**FRAGMENTO DEL RELATO**
++++++
El cordero de Dios

Por Elprofedice

El verdadero espíritu navideño tiene forma de coincidencia, o al menos así lo ha sido en esta ocasión para mí. Eran aproximadamente las diez de la noche del veinticuatro de diciembre, noche de Nochebuena, cuando nos dirigíamos de vuelta a nuestra cabaña por un camino de ripio después de un largo día explorando el sur de Chile. Sin querer, pero de alguna forma también queriéndolo, nos dimos cuenta de que estábamos a más de once mil kilómetros de nuestras familias y nos pusimos un poco melancólicos. Fijábamos la mirada con dificultad en el horizonte que el oscuro camino nos devolvía para no vernos obligados a celebrar la Nochebuena en la cuneta, y justo cuando menos lo esperábamos surgió un cordero de la nada. Obligados, paramos para ver de qué se trataba y nos encontramos con su dueño, un mecánico muy especial y de nombre Alejandro. Su padre y su hermano también se llamaban así, y eso a pesar de que no es un nombre nada común en esta zona del mundo. Para los que no lo sepáis, mi hijo también se llama Alejandro… ¿Coincidencia? Podría serlo si además de eso el papá y el hermano, los dos presentes en aquel encuentro, no fueran además maestros de escuela como yo. La Navidad, sin ninguna duda, se estaba cuajando en aquel establo; un taller mecánico que durante unas horas se convirtió en el mejor lugar del mundo para nosotros.
++++++
**OBJETIVO 1**
Convierte en una lista JSON de cadenas las entradas que van desde la primera hasta la línea que contiene "orange-bubble-25 [979, 1102, 1016, 1139]", ambas incluidas, con una cadena por línea y sin líneas en blanco.
El relato y las entradas son materiales independientes entre sí.

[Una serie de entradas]
++++++
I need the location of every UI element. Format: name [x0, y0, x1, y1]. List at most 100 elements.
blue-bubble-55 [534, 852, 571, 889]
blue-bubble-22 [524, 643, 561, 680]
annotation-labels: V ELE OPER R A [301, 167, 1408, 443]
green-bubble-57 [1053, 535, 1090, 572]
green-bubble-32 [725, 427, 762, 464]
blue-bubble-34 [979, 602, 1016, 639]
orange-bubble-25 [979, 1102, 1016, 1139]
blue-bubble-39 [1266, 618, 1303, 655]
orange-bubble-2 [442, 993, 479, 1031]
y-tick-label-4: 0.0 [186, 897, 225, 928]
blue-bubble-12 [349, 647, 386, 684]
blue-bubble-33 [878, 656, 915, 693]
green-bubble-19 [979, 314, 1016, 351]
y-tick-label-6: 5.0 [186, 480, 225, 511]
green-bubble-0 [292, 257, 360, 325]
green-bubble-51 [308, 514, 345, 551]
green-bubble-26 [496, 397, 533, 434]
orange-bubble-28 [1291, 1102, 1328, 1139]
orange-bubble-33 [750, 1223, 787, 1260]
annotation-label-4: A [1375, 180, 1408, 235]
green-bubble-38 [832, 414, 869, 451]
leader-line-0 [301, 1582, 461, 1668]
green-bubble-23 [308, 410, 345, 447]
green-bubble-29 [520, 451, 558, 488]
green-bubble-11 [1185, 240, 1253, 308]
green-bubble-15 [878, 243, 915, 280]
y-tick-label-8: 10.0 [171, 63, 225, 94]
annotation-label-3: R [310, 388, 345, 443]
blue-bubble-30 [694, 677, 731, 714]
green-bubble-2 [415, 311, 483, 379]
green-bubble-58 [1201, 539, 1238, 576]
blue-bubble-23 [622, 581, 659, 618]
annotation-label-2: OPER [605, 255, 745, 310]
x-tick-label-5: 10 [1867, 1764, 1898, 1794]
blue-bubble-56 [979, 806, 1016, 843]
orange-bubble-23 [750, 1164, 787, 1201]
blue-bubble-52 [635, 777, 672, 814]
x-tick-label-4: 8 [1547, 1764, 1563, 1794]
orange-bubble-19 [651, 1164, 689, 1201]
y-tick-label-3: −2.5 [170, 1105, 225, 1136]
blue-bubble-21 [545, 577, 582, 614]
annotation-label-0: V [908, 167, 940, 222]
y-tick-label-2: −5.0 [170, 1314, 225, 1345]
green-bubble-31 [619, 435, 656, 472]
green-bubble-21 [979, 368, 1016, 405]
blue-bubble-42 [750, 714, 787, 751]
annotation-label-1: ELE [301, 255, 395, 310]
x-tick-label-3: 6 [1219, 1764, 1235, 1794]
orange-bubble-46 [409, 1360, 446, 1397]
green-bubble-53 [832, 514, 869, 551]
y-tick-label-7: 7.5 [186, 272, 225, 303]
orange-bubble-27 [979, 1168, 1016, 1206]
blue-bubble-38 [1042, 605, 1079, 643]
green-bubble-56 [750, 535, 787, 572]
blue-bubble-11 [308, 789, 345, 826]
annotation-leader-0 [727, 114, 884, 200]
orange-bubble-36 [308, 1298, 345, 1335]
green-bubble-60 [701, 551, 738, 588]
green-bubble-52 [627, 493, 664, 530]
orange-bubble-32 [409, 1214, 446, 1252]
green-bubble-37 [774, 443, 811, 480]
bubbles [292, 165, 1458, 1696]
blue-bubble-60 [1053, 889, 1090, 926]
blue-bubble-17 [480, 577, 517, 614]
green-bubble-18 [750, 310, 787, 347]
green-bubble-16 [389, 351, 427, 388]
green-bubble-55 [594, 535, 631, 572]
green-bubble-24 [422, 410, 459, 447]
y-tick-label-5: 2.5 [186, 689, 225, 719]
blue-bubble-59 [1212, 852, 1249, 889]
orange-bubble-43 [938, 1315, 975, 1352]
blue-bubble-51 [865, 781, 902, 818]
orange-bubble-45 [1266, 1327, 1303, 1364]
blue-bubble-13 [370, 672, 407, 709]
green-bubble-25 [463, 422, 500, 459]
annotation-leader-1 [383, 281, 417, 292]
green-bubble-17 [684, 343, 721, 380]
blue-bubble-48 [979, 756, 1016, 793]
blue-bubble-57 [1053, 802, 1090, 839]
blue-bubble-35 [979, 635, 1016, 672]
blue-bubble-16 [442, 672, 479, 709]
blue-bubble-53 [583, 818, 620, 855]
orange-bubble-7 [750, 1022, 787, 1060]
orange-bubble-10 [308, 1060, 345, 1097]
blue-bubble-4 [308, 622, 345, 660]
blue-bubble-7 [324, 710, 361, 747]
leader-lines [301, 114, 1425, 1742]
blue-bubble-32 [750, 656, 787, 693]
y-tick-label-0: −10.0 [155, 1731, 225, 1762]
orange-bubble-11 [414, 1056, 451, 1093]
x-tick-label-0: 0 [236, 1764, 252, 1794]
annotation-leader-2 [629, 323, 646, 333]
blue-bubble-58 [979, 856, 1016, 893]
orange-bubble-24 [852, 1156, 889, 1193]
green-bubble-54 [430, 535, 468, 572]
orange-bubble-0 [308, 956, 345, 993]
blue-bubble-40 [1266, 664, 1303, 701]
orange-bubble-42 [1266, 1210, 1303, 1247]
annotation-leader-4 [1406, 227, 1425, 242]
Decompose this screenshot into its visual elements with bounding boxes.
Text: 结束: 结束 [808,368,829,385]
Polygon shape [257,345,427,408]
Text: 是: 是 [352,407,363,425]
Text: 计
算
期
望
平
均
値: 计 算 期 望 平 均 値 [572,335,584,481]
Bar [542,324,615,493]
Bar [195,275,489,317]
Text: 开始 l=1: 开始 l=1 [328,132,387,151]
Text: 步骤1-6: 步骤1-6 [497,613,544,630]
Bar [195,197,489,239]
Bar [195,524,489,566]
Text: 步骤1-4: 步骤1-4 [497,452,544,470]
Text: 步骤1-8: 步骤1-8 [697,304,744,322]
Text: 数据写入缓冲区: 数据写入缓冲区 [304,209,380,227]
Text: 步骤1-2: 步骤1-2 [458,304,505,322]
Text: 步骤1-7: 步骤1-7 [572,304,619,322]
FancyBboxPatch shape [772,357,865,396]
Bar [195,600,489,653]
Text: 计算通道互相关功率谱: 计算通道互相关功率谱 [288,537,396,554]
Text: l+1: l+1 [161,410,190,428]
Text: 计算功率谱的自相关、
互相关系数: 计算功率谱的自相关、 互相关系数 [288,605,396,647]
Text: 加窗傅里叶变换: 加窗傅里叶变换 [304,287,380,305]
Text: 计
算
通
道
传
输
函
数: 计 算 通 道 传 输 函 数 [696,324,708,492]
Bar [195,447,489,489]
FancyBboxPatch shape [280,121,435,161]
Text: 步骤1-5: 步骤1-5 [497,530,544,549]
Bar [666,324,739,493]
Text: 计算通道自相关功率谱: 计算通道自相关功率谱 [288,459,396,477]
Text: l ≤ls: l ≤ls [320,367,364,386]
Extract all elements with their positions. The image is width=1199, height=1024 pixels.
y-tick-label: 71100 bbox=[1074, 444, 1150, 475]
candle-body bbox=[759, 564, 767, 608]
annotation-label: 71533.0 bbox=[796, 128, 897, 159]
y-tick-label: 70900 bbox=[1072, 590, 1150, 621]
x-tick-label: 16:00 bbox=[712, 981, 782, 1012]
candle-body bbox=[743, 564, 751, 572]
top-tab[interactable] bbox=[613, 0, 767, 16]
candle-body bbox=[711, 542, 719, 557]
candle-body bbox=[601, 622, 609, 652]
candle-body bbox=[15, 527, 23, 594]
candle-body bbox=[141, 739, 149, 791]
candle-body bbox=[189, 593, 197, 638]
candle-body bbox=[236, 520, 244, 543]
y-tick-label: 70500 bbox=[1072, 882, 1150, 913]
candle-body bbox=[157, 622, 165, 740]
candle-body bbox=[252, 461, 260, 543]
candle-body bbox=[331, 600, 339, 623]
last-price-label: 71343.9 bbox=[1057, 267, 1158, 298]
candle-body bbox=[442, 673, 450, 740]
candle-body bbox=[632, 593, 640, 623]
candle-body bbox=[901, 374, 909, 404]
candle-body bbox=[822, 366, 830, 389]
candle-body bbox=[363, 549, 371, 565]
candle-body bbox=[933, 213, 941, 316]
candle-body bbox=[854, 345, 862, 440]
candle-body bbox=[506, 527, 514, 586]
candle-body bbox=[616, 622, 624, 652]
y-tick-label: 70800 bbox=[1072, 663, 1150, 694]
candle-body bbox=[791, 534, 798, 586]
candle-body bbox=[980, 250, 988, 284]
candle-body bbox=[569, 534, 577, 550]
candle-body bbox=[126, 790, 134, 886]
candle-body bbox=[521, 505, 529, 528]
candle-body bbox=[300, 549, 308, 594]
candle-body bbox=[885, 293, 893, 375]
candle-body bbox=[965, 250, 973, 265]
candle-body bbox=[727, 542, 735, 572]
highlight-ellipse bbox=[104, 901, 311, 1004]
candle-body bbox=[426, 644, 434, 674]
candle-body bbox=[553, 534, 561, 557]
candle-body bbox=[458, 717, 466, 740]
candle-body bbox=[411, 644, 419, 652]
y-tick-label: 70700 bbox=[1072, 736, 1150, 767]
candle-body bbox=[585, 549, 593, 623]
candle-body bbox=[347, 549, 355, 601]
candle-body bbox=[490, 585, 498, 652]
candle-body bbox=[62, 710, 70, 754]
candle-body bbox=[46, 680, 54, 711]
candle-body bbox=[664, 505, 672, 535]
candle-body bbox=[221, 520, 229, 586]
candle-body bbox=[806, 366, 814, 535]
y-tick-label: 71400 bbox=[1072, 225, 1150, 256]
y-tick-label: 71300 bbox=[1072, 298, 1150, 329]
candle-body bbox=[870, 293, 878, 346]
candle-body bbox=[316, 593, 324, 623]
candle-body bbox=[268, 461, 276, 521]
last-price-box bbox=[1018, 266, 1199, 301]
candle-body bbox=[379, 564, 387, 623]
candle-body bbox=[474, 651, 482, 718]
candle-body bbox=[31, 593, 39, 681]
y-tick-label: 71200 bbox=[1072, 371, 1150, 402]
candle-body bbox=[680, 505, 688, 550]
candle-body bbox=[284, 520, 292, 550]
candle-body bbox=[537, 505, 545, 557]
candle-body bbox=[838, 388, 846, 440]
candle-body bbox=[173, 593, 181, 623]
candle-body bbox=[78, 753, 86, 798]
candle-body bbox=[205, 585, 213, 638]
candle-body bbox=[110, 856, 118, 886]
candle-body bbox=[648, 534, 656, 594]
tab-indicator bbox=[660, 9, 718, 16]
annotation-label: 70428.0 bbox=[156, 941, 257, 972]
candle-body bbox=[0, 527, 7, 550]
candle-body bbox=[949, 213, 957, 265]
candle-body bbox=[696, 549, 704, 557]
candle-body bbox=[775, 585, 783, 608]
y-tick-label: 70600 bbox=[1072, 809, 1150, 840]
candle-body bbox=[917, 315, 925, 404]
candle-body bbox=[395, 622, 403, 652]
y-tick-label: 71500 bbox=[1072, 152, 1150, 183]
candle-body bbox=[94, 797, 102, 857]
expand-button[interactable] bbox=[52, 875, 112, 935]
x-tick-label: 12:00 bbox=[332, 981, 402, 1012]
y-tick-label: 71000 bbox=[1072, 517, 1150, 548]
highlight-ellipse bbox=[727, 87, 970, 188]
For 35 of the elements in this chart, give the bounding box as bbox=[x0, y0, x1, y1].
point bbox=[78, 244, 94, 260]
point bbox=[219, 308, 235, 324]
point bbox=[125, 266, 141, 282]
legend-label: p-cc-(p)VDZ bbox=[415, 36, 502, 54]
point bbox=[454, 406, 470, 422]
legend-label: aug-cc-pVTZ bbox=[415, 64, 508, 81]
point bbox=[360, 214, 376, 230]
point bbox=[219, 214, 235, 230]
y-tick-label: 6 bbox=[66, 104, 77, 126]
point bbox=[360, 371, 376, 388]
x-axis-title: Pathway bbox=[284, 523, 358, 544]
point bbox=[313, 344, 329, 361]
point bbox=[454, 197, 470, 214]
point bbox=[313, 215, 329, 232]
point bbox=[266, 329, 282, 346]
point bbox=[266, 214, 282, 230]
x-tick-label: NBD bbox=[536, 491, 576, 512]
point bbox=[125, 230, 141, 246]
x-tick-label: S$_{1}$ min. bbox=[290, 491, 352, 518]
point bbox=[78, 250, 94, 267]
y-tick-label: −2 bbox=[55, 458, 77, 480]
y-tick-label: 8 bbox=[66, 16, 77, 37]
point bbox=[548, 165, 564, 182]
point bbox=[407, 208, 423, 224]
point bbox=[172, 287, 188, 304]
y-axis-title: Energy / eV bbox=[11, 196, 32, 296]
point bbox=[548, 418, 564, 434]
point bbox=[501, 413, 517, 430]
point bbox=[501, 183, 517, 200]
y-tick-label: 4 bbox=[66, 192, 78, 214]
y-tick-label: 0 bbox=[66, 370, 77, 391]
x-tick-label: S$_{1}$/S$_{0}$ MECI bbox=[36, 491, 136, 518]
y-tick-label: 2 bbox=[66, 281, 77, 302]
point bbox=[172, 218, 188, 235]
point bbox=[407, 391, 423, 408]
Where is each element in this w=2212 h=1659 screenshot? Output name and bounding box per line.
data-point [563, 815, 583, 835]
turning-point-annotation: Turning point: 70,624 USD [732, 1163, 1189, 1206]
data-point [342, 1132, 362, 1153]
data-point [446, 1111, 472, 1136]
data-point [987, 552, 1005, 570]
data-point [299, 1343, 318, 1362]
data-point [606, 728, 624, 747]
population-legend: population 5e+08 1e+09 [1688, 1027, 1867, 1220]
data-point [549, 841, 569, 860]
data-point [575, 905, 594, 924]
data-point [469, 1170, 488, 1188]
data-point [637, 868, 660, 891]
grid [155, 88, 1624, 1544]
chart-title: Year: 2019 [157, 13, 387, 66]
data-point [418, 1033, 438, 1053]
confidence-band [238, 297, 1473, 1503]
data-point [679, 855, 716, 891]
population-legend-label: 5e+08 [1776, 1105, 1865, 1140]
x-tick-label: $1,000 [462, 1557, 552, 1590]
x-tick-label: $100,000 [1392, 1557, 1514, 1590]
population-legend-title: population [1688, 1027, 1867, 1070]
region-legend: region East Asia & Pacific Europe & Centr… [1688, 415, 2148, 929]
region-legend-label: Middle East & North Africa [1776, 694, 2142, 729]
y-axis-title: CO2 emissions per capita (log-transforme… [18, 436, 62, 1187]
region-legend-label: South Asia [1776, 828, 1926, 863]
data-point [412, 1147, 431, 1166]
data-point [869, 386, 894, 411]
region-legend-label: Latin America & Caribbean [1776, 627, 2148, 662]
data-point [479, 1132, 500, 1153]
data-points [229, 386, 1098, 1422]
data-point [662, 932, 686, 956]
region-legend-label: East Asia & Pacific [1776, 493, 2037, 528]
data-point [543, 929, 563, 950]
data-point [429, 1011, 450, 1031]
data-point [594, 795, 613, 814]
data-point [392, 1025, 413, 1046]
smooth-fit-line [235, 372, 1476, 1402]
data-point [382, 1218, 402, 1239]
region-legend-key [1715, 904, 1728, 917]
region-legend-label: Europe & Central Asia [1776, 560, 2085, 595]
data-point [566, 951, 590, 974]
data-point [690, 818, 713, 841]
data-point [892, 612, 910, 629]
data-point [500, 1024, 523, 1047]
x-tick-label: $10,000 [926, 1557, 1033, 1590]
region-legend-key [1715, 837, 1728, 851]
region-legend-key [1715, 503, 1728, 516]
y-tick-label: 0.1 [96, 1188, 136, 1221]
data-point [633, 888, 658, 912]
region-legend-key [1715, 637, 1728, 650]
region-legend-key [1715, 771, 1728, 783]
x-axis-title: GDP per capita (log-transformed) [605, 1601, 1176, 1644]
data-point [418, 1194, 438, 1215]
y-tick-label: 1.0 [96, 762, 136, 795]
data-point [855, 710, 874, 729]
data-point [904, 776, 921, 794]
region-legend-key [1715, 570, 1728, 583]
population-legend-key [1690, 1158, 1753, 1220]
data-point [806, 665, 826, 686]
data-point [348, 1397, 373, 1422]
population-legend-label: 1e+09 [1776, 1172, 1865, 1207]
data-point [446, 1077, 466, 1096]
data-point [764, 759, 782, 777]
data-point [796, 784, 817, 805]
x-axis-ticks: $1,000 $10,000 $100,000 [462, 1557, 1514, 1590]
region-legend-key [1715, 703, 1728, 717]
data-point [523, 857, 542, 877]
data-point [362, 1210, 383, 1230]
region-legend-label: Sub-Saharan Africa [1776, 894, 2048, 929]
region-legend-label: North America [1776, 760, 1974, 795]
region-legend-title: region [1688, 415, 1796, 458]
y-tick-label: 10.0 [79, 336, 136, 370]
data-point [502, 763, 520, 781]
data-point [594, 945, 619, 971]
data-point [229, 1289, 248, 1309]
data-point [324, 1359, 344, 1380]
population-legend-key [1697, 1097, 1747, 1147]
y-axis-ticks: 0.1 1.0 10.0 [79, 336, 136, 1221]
++++++
**OBJETIVO 2**
Sigue escribiendo el relato de la Nochebuena en el sur de Chile a partir de su última oración.

**RESULTADO DEL EJERCICIO 1**
[
  "I need the location of every UI element. Format: name [x0, y0, x1, y1]. List at most 100 elements.",
  "blue-bubble-55 [534, 852, 571, 889]",
  "blue-bubble-22 [524, 643, 561, 680]",
  "annotation-labels: V ELE OPER R A [301, 167, 1408, 443]",
  "green-bubble-57 [1053, 535, 1090, 572]",
  "green-bubble-32 [725, 427, 762, 464]",
  "blue-bubble-34 [979, 602, 1016, 639]",
  "orange-bubble-25 [979, 1102, 1016, 1139]"
]

**RESULTADO DEL EJERCICIO 2**
Mucho antes de ver al niño ya nos habían invitado a que nos quedáramos a cenar con ellos y compartiéramos el cordero que nos había sorprendido en el camino. Como es lógico, no me lo podía creer. Aquello superaba cualquier predicción que mi loca imaginación pudiera fabricar. Pero lo mejor de todo es que era justo lo que necesitábamos en aquel momento. Habíamos viajado al sur para recuperar un poco de oxígeno durante la Navidad y retomar la vuelta con energía. De hecho, tan solo unos minutos antes nos habíamos acordado de que una Navidad sin familia no puede ser realmente una Navidad… Debe ser que ‘alguien’ escuchó nuestra conversación mientras procurábamos mantener el control del coche a pesar de las piedras. ‘Alguien’ puso aquel cordero en nuestro camino… ‘alguien’ más grande que yo me presentó a aquel pobre animal… Comimos, bebimos y fumamos hasta no poder más. Os aseguro que me sentí como en mi propia casa en aquel taller mecánico e intenté compartir con ellos lo mejor de mis relatos, agradeciéndoles mil y una veces la invitación. Hay cosas que, a pesar del anuncio, verdaderamente no tienen precio. Ellos nos contaron sus vidas, pero sobre todo nos volvieron a demostrar una vez más que el que menos tiene es el que más da, que quejarse no vale de mucho, y que lo que realmente importa ni se vende ni se compra.

¡¡GRACIAS, MUCHAS GRACIAS!!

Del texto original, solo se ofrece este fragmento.